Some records
================================

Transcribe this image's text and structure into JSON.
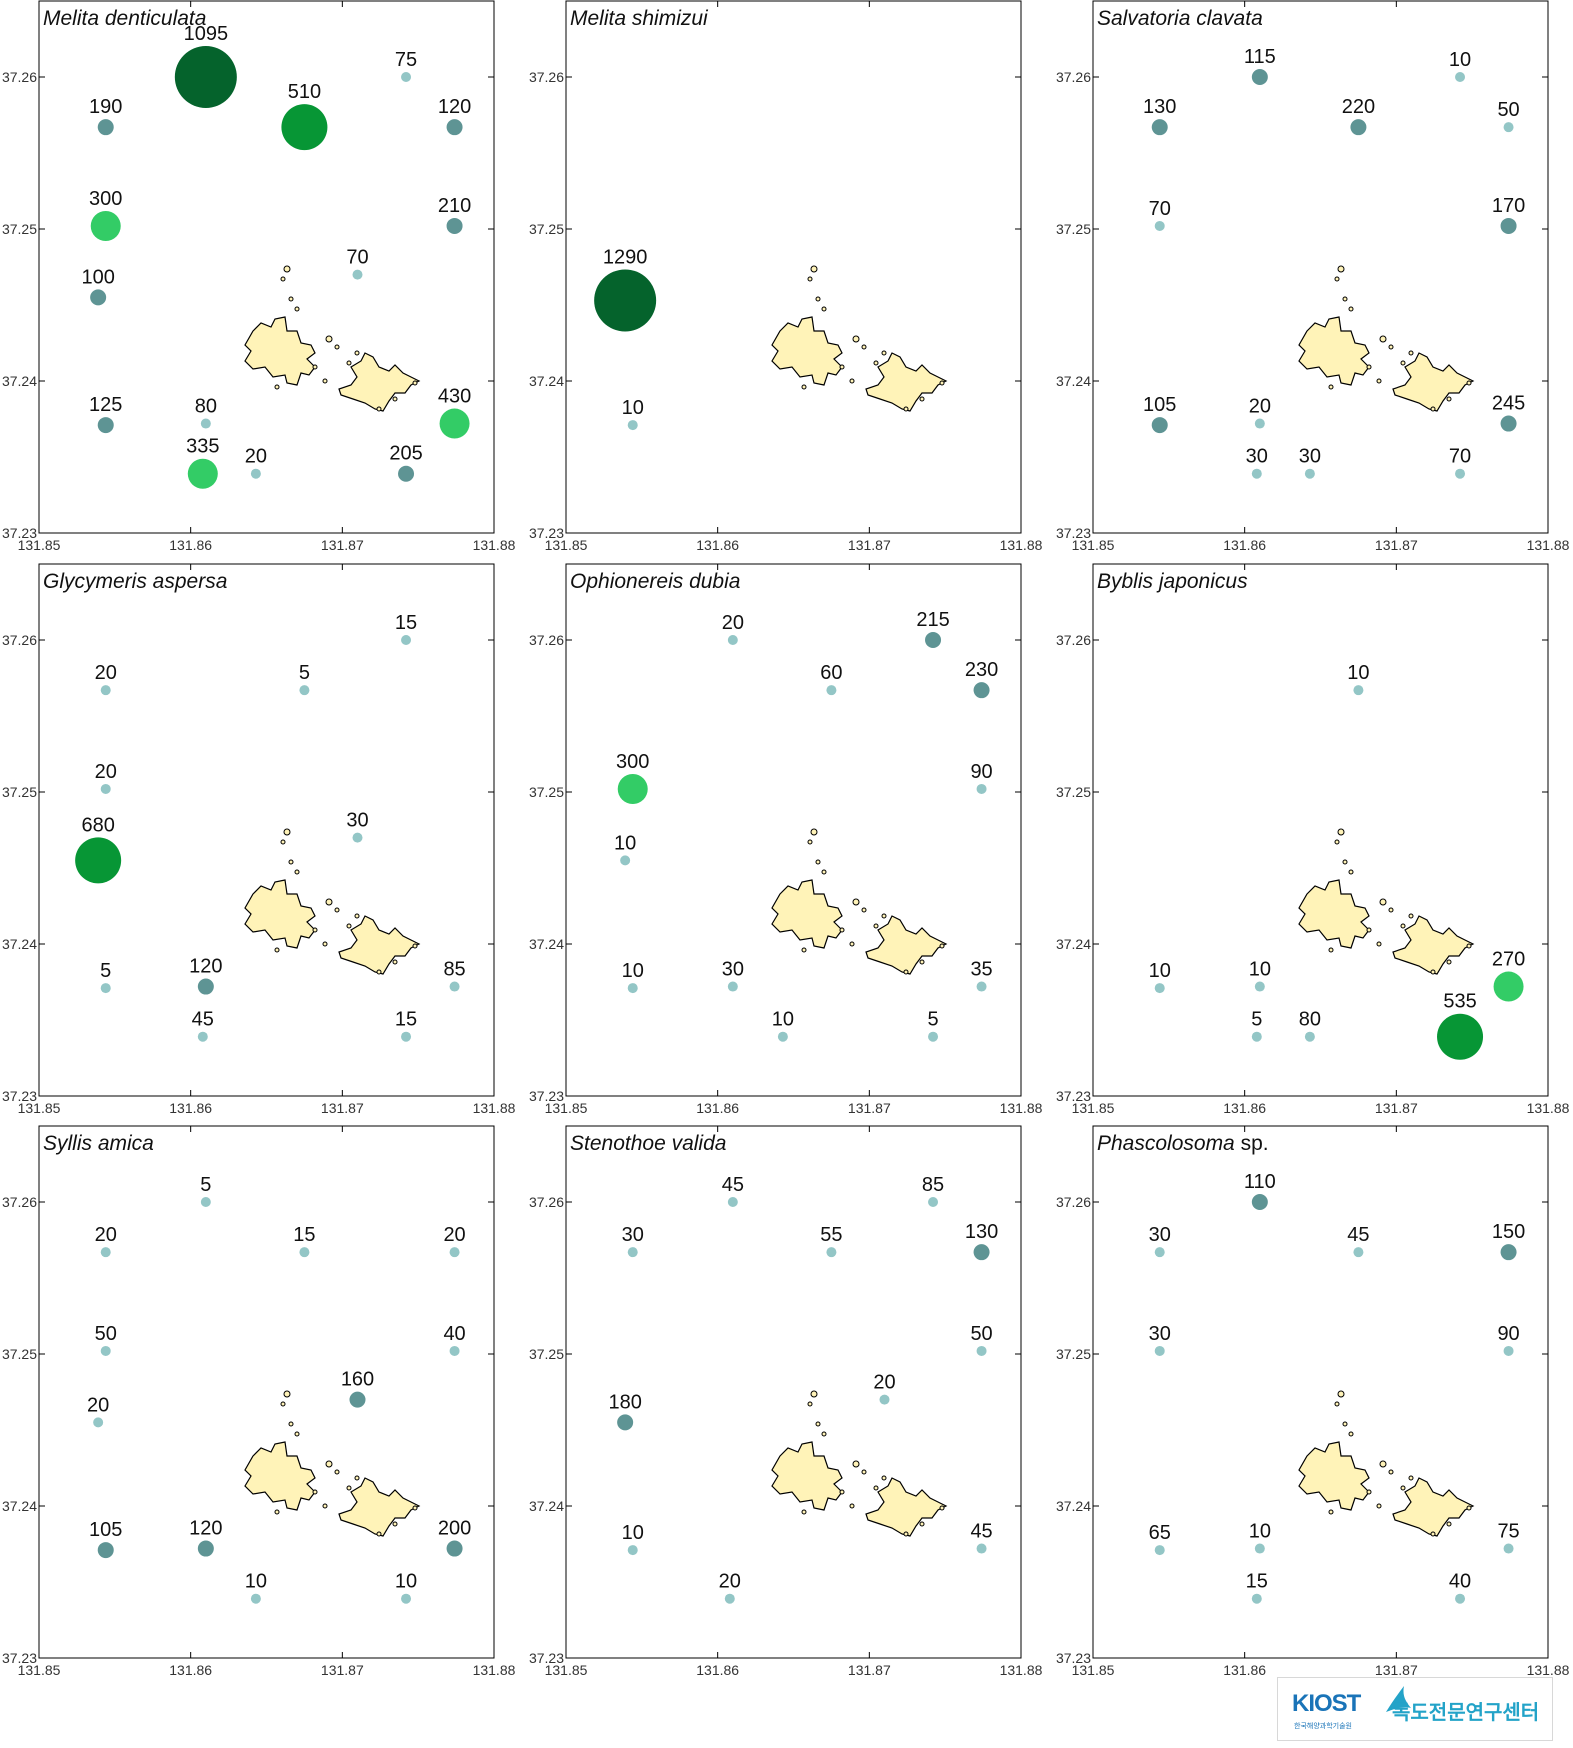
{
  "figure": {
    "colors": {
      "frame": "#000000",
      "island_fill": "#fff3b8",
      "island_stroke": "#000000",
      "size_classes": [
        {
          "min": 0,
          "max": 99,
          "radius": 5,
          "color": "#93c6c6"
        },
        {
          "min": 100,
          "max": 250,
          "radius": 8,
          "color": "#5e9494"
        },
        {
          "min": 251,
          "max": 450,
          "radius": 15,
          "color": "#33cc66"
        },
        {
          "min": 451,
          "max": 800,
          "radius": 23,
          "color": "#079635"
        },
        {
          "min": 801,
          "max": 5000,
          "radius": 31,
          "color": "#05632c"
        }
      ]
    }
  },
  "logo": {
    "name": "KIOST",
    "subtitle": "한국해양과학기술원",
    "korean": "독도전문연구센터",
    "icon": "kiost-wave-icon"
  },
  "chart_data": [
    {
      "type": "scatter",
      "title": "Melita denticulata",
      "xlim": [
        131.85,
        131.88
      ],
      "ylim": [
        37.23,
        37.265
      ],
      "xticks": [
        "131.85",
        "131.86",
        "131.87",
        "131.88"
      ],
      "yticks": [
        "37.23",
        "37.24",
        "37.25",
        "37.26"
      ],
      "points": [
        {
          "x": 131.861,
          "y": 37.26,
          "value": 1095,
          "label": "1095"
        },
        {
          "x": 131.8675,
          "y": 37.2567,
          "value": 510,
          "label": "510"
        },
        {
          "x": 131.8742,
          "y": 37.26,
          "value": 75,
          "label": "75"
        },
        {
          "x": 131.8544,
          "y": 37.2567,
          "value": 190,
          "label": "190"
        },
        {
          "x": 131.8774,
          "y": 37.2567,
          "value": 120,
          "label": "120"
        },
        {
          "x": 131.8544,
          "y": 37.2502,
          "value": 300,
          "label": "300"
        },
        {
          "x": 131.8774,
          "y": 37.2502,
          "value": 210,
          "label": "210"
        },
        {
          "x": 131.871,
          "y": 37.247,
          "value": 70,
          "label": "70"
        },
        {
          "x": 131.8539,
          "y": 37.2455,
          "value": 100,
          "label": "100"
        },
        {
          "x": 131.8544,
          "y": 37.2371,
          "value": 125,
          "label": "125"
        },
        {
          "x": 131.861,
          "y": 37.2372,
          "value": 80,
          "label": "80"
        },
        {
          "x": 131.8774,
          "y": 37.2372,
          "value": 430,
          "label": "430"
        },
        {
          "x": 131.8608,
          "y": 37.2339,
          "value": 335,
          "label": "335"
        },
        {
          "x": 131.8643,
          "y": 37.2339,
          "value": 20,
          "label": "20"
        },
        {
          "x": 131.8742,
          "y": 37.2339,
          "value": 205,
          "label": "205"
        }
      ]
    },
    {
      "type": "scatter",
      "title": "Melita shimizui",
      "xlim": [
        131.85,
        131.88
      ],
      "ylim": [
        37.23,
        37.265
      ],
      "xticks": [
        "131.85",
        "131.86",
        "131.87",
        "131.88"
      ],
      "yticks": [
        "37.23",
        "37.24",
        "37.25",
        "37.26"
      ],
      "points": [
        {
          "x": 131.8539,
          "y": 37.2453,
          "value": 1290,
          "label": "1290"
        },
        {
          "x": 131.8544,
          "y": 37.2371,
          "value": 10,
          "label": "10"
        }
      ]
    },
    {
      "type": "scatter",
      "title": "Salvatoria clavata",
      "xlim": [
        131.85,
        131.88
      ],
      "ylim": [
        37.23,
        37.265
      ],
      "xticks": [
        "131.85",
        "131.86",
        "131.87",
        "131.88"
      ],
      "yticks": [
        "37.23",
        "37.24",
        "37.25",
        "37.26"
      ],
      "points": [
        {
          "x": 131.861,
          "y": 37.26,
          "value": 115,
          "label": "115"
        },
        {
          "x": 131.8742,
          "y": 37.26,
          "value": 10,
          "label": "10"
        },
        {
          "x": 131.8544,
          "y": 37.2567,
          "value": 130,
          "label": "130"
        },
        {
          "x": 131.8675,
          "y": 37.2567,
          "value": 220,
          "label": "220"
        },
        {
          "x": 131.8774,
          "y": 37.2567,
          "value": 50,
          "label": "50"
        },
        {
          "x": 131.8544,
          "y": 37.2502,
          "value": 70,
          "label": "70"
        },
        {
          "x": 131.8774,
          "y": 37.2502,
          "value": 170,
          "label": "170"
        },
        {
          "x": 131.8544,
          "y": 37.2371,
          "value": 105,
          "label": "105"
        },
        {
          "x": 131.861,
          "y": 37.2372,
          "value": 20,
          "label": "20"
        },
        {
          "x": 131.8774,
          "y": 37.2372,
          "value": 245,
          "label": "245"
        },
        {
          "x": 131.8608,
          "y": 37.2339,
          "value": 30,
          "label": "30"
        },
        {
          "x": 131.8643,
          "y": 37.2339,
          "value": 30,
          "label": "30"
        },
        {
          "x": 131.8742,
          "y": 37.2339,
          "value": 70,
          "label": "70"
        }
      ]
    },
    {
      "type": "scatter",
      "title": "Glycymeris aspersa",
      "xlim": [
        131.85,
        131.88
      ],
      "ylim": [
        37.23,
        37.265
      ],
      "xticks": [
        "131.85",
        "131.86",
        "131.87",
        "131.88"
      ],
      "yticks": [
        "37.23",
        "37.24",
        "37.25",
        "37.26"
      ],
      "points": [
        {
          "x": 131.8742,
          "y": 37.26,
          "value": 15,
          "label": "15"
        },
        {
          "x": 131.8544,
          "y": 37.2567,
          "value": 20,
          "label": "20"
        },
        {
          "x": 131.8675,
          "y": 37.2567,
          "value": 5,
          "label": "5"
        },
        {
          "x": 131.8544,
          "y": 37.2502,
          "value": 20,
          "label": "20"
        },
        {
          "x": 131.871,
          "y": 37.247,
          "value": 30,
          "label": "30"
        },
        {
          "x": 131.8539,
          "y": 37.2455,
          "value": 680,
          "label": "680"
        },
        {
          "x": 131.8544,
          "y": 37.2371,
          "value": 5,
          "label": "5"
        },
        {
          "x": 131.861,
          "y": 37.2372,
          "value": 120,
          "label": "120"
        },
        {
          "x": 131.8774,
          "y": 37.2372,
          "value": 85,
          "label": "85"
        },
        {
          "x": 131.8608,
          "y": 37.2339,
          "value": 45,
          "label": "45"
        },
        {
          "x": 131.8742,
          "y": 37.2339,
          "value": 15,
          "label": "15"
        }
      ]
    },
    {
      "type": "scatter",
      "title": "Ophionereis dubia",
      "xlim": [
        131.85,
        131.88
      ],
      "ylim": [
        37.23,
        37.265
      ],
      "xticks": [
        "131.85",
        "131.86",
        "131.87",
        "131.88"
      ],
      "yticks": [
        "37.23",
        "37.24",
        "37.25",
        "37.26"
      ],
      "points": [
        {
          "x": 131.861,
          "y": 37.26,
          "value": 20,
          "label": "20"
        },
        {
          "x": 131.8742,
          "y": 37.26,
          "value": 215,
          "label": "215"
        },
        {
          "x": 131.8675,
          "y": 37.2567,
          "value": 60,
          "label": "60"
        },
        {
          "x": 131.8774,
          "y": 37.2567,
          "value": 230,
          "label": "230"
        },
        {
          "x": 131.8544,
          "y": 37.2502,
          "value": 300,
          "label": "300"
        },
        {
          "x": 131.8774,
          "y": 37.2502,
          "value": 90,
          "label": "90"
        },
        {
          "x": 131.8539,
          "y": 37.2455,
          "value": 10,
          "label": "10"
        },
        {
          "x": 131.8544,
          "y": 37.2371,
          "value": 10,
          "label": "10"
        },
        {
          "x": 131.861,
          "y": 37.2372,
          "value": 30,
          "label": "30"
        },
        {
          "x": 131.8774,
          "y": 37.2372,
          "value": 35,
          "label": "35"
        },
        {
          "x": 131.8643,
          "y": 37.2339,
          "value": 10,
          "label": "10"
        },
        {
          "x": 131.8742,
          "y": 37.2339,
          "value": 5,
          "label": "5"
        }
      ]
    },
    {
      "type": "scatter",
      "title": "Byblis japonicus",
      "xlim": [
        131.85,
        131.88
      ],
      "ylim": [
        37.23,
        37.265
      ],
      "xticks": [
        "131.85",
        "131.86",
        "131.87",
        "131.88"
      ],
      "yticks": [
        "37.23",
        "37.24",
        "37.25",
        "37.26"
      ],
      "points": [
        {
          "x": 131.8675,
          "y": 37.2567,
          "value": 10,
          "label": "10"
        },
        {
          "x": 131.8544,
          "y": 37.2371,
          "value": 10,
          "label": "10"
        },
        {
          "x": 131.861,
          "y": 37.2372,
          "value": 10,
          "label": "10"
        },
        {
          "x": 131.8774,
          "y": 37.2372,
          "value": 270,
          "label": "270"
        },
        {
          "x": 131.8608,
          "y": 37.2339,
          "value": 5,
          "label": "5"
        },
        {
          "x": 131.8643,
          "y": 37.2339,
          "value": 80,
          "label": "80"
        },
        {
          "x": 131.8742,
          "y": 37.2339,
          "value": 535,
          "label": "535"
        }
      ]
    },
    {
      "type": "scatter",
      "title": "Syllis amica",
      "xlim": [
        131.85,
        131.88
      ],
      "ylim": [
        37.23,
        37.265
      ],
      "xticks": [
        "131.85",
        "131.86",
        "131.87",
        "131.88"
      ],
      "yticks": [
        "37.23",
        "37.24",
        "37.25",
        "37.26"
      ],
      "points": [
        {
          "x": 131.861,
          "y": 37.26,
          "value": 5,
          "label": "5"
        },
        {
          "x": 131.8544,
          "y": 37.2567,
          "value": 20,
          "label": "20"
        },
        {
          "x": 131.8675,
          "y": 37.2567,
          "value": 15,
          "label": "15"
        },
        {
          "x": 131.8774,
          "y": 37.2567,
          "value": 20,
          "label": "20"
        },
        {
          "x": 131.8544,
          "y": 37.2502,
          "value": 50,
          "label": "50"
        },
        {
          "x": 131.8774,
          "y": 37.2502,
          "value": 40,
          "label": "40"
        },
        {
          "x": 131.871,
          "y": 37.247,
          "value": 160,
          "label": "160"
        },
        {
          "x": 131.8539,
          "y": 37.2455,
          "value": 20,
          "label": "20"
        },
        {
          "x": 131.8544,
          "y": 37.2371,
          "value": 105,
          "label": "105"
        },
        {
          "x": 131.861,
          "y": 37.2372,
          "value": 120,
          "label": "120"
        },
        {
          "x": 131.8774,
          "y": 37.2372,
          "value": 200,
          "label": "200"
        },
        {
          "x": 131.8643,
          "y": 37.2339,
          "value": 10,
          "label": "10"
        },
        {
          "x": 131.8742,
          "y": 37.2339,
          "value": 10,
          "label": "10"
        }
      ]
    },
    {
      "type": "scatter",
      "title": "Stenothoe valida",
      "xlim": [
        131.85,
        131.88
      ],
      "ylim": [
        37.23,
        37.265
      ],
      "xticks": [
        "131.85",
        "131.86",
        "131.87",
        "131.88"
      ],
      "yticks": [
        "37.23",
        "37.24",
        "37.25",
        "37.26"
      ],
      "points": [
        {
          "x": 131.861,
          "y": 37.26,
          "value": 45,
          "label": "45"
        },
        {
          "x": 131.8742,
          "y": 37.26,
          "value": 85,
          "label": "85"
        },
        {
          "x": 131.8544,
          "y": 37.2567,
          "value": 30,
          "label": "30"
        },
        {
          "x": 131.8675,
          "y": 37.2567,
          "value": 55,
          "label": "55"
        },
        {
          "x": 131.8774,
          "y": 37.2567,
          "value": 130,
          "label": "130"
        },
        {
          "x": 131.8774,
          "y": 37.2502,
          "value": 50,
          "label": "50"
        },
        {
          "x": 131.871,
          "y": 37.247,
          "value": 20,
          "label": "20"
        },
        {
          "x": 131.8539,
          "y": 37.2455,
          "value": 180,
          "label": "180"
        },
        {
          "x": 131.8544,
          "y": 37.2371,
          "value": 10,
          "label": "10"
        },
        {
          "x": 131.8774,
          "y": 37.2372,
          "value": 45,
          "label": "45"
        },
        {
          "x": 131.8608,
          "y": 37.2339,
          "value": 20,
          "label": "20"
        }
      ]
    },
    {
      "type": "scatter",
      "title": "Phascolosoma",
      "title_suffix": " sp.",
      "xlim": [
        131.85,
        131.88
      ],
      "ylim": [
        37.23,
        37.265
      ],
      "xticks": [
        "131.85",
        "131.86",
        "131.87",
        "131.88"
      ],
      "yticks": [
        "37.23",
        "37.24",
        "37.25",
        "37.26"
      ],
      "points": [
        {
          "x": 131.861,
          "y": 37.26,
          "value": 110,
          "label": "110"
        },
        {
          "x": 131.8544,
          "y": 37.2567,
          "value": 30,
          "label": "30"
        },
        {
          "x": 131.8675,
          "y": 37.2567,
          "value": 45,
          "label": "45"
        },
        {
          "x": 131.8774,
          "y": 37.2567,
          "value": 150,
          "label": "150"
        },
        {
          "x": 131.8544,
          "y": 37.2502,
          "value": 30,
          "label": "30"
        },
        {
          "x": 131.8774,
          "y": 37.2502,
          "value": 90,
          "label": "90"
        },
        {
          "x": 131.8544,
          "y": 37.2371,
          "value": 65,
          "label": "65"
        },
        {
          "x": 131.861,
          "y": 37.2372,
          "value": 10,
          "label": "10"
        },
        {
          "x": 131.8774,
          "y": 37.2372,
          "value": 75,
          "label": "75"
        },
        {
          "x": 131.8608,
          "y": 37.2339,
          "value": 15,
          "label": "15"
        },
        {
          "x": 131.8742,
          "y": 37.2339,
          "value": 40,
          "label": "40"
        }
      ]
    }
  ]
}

================================

Track down all lines above with the string "radius" and copy them.

          "radius": 5,
          "radius": 8,
          "radius": 15,
          "radius": 23,
          "radius": 31,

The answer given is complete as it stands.